Dataset excerpts:
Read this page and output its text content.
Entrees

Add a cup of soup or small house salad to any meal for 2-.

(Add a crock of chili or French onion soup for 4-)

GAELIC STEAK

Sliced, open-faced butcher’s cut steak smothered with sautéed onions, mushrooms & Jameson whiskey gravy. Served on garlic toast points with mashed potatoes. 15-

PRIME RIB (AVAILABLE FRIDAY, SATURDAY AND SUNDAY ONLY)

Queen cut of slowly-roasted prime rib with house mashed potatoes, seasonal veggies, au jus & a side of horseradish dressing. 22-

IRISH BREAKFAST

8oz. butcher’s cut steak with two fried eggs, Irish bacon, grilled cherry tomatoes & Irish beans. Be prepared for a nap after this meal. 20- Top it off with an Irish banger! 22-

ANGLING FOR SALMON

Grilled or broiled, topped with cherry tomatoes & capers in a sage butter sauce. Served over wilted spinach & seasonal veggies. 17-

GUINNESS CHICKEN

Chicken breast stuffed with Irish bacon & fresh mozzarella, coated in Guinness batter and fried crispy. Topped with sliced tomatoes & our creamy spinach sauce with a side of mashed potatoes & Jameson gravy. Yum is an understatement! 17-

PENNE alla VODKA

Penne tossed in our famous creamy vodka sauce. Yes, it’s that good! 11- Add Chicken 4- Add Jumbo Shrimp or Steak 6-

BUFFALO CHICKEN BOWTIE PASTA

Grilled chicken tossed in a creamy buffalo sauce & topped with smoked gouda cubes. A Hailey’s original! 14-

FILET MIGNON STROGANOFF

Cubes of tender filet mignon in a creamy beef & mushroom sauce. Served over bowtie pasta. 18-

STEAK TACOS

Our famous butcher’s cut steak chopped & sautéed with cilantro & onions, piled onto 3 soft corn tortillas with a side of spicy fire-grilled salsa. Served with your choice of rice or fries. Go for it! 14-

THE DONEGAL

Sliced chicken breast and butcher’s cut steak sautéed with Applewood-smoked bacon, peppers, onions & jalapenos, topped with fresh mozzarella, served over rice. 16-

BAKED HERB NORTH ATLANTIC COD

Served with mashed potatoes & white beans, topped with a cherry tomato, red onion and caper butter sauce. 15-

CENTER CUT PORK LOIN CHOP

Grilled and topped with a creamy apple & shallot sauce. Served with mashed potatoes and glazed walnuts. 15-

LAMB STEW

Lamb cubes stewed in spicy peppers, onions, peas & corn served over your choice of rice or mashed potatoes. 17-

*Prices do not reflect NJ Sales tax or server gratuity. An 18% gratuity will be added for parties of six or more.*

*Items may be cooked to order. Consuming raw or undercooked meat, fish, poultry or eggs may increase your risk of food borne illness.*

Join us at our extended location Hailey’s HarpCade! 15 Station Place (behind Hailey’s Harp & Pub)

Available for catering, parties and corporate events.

Request: Find the lines of the material that hold the word "house" and report their count alone.

Task response: 2